[[ DATASET RECORDS, beginning ]]
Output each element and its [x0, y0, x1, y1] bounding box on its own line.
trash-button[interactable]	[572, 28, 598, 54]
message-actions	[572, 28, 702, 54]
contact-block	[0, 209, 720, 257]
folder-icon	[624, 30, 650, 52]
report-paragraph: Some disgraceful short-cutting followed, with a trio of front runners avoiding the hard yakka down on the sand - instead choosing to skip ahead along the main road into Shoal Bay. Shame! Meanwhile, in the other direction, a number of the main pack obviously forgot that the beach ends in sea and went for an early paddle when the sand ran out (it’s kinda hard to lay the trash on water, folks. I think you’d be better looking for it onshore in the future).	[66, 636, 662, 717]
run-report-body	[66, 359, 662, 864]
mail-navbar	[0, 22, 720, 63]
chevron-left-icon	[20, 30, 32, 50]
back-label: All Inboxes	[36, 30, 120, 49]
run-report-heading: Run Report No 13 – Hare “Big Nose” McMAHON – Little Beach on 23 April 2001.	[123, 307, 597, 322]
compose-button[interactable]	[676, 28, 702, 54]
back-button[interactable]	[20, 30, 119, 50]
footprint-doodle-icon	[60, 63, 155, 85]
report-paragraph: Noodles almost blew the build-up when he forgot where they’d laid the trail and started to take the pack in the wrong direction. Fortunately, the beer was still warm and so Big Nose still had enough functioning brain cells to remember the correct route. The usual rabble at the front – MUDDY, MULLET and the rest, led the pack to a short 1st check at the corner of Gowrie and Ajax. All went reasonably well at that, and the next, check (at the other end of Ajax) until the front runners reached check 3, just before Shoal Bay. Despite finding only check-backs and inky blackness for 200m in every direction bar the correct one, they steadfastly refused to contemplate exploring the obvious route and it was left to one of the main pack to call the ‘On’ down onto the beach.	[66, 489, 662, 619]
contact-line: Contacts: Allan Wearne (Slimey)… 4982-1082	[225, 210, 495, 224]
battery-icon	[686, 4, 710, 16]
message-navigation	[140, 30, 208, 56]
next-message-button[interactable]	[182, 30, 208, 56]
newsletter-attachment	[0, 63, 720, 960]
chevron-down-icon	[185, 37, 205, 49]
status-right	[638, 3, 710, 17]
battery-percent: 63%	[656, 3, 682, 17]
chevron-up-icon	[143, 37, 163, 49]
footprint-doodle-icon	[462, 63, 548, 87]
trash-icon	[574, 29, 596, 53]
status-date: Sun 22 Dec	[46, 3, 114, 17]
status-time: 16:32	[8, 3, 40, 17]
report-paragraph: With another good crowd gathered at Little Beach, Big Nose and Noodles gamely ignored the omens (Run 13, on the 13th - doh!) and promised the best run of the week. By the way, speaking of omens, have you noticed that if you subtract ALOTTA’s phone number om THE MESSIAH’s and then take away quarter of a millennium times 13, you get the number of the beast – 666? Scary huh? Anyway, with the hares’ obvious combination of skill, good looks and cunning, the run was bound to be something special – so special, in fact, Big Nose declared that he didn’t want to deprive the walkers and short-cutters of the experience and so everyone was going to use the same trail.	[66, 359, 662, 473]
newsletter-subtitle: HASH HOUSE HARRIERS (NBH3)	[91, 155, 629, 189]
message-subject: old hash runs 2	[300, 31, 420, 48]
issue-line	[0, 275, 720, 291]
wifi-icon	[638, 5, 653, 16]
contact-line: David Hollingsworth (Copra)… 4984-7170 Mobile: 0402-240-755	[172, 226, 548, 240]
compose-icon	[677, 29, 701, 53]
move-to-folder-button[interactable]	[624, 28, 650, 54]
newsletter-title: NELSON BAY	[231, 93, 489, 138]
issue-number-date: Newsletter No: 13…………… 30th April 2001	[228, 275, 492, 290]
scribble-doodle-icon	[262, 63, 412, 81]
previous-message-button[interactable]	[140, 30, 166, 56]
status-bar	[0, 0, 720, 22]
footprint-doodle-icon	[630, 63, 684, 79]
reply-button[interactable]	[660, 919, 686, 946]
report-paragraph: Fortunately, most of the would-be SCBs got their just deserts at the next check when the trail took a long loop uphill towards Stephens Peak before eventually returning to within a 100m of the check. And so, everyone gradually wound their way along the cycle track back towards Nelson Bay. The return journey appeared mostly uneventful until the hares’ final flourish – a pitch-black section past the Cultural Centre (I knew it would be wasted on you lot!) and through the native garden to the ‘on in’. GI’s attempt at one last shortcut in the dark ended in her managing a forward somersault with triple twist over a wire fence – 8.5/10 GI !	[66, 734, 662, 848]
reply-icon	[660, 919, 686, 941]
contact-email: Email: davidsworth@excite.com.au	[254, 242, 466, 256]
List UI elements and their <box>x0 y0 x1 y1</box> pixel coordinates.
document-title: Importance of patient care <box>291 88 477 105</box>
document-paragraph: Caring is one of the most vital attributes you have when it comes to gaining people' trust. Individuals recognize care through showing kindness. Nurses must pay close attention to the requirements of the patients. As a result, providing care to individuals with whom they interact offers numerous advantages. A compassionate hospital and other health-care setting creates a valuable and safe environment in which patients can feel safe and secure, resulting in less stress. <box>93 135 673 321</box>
[[ DATASET RECORDS, end ]]
Tally the lines of the preceding listing in which the word "Little" appears; state nothing but the total.

▸ SOLUTION FOR THIS TASK
2